## WHAT IS ASKED
Write out the material exactly, leaving every picture behind.

# # #

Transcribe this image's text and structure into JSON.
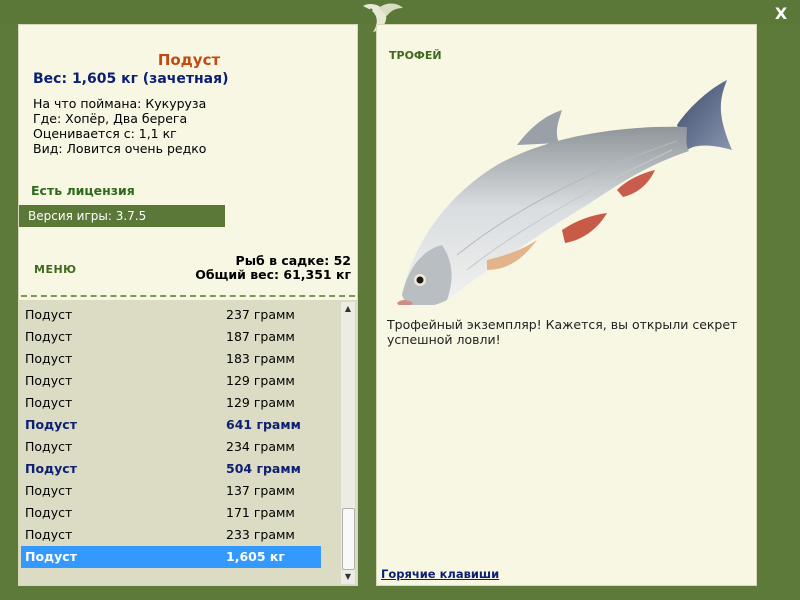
{
  "window": {
    "close_label": "X"
  },
  "fish": {
    "name": "Подуст",
    "weight": "Вес: 1,605 кг (зачетная)",
    "caught_on": "На что поймана: Кукуруза",
    "location": "Где: Хопёр, Два берега",
    "valued_from": "Оценивается с: 1,1 кг",
    "kind": "Вид: Ловится очень редко"
  },
  "license": "Есть лицензия",
  "version": "Версия игры: 3.7.5",
  "menu": {
    "title": "МЕНЮ",
    "cage_count": "Рыб в садке: 52",
    "total_weight": "Общий вес: 61,351 кг"
  },
  "catch_list": [
    {
      "name": "Подуст",
      "weight": "237 грамм",
      "style": "normal"
    },
    {
      "name": "Подуст",
      "weight": "187 грамм",
      "style": "normal"
    },
    {
      "name": "Подуст",
      "weight": "183 грамм",
      "style": "normal"
    },
    {
      "name": "Подуст",
      "weight": "129 грамм",
      "style": "normal"
    },
    {
      "name": "Подуст",
      "weight": "129 грамм",
      "style": "normal"
    },
    {
      "name": "Подуст",
      "weight": "641 грамм",
      "style": "trophy"
    },
    {
      "name": "Подуст",
      "weight": "234 грамм",
      "style": "normal"
    },
    {
      "name": "Подуст",
      "weight": "504 грамм",
      "style": "trophy"
    },
    {
      "name": "Подуст",
      "weight": "137 грамм",
      "style": "normal"
    },
    {
      "name": "Подуст",
      "weight": "171 грамм",
      "style": "normal"
    },
    {
      "name": "Подуст",
      "weight": "233 грамм",
      "style": "normal"
    },
    {
      "name": "Подуст",
      "weight": "1,605 кг",
      "style": "selected"
    }
  ],
  "trophy": {
    "label": "ТРОФЕЙ",
    "text": "Трофейный экземпляр! Кажется, вы открыли секрет успешной ловли!"
  },
  "hotkeys": "Горячие клавиши",
  "colors": {
    "frame": "#5c7838",
    "panel": "#f7f7e4",
    "title": "#c24a10",
    "weight": "#0c1f73",
    "selected": "#3399ff"
  },
  "icons": {
    "logo": "fish-logo-icon",
    "close": "close-icon"
  }
}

# # #

## EXERCISE SOLUTION
Transcribe this image's text and structure into JSON.
{
  "window": {
    "close_label": "X"
  },
  "fish": {
    "name": "Подуст",
    "weight": "Вес: 1,605 кг (зачетная)",
    "caught_on": "На что поймана: Кукуруза",
    "location": "Где: Хопёр, Два берега",
    "valued_from": "Оценивается с: 1,1 кг",
    "kind": "Вид: Ловится очень редко"
  },
  "license": "Есть лицензия",
  "version": "Версия игры: 3.7.5",
  "menu": {
    "title": "МЕНЮ",
    "cage_count": "Рыб в садке: 52",
    "total_weight": "Общий вес: 61,351 кг"
  },
  "catch_list": [
    {
      "name": "Подуст",
      "weight": "237 грамм",
      "style": "normal"
    },
    {
      "name": "Подуст",
      "weight": "187 грамм",
      "style": "normal"
    },
    {
      "name": "Подуст",
      "weight": "183 грамм",
      "style": "normal"
    },
    {
      "name": "Подуст",
      "weight": "129 грамм",
      "style": "normal"
    },
    {
      "name": "Подуст",
      "weight": "129 грамм",
      "style": "normal"
    },
    {
      "name": "Подуст",
      "weight": "641 грамм",
      "style": "trophy"
    },
    {
      "name": "Подуст",
      "weight": "234 грамм",
      "style": "normal"
    },
    {
      "name": "Подуст",
      "weight": "504 грамм",
      "style": "trophy"
    },
    {
      "name": "Подуст",
      "weight": "137 грамм",
      "style": "normal"
    },
    {
      "name": "Подуст",
      "weight": "171 грамм",
      "style": "normal"
    },
    {
      "name": "Подуст",
      "weight": "233 грамм",
      "style": "normal"
    },
    {
      "name": "Подуст",
      "weight": "1,605 кг",
      "style": "selected"
    }
  ],
  "trophy": {
    "label": "ТРОФЕЙ",
    "text": "Трофейный экземпляр! Кажется, вы открыли секрет успешной ловли!"
  },
  "hotkeys": "Горячие клавиши",
  "colors": {
    "frame": "#5c7838",
    "panel": "#f7f7e4",
    "title": "#c24a10",
    "weight": "#0c1f73",
    "selected": "#3399ff"
  },
  "icons": {
    "logo": "fish-logo-icon",
    "close": "close-icon"
  }
}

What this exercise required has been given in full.